[Exercise brief]: Without the pictures, copy all the entries below exactly.

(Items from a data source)
* BEGIN *

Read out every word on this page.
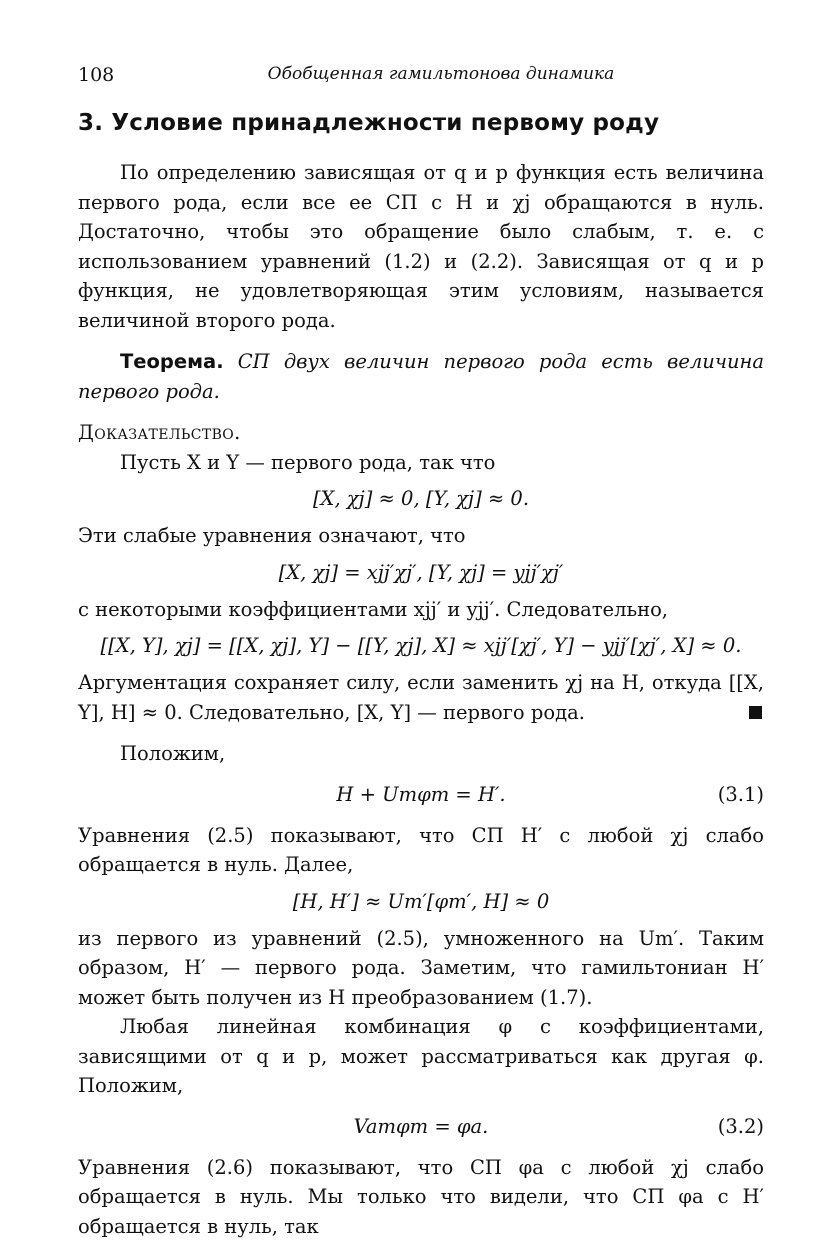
108	Обобщенная гамильтонова динамика
3. Условие принадлежности первому роду

По определению зависящая от q и p функция есть величина первого рода, если все ее СП с H и χj обращаются в нуль. Достаточно, чтобы это обращение было слабым, т. е. с использованием уравнений (1.2) и (2.2). Зависящая от q и p функция, не удовлетворяющая этим условиям, называется величиной второго рода.

Теорема. СП двух величин первого рода есть величина первого рода.

Доказательство.

Пусть X и Y — первого рода, так что

[X, χj] ≈ 0, [Y, χj] ≈ 0.

Эти слабые уравнения означают, что

[X, χj] = xjj′χj′, [Y, χj] = yjj′χj′

с некоторыми коэффициентами xjj′ и yjj′. Следовательно,

[[X, Y], χj] = [[X, χj], Y] − [[Y, χj], X] ≈ xjj′[χj′, Y] − yjj′[χj′, X] ≈ 0.

Аргументация сохраняет силу, если заменить χj на H, откуда [[X, Y], H] ≈ 0. Следовательно, [X, Y] — первого рода.

Положим,

H + Umφm = H′.	(3.1)

Уравнения (2.5) показывают, что СП H′ с любой χj слабо обращается в нуль. Далее,

[H, H′] ≈ Um′[φm′, H] ≈ 0

из первого из уравнений (2.5), умноженного на Um′. Таким образом, H′ — первого рода. Заметим, что гамильтониан H′ может быть получен из H преобразованием (1.7).

Любая линейная комбинация φ с коэффициентами, зависящими от q и p, может рассматриваться как другая φ. Положим,

Vamφm = φa.	(3.2)

Уравнения (2.6) показывают, что СП φa с любой χj слабо обращается в нуль. Мы только что видели, что СП φa с H′ обращается в нуль, так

* END *

[Answer to this exercise]:
Read out every word on this page.
108	Обобщенная гамильтонова динамика
3. Условие принадлежности первому роду

По определению зависящая от q и p функция есть величина первого рода, если все ее СП с H и χj обращаются в нуль. Достаточно, чтобы это обращение было слабым, т. е. с использованием уравнений (1.2) и (2.2). Зависящая от q и p функция, не удовлетворяющая этим условиям, называется величиной второго рода.

Теорема. СП двух величин первого рода есть величина первого рода.

Доказательство.

Пусть X и Y — первого рода, так что

[X, χj] ≈ 0, [Y, χj] ≈ 0.

Эти слабые уравнения означают, что

[X, χj] = xjj′χj′, [Y, χj] = yjj′χj′

с некоторыми коэффициентами xjj′ и yjj′. Следовательно,

[[X, Y], χj] = [[X, χj], Y] − [[Y, χj], X] ≈ xjj′[χj′, Y] − yjj′[χj′, X] ≈ 0.

Аргументация сохраняет силу, если заменить χj на H, откуда [[X, Y], H] ≈ 0. Следовательно, [X, Y] — первого рода.

Положим,

H + Umφm = H′.	(3.1)

Уравнения (2.5) показывают, что СП H′ с любой χj слабо обращается в нуль. Далее,

[H, H′] ≈ Um′[φm′, H] ≈ 0

из первого из уравнений (2.5), умноженного на Um′. Таким образом, H′ — первого рода. Заметим, что гамильтониан H′ может быть получен из H преобразованием (1.7).

Любая линейная комбинация φ с коэффициентами, зависящими от q и p, может рассматриваться как другая φ. Положим,

Vamφm = φa.	(3.2)

Уравнения (2.6) показывают, что СП φa с любой χj слабо обращается в нуль. Мы только что видели, что СП φa с H′ обращается в нуль, так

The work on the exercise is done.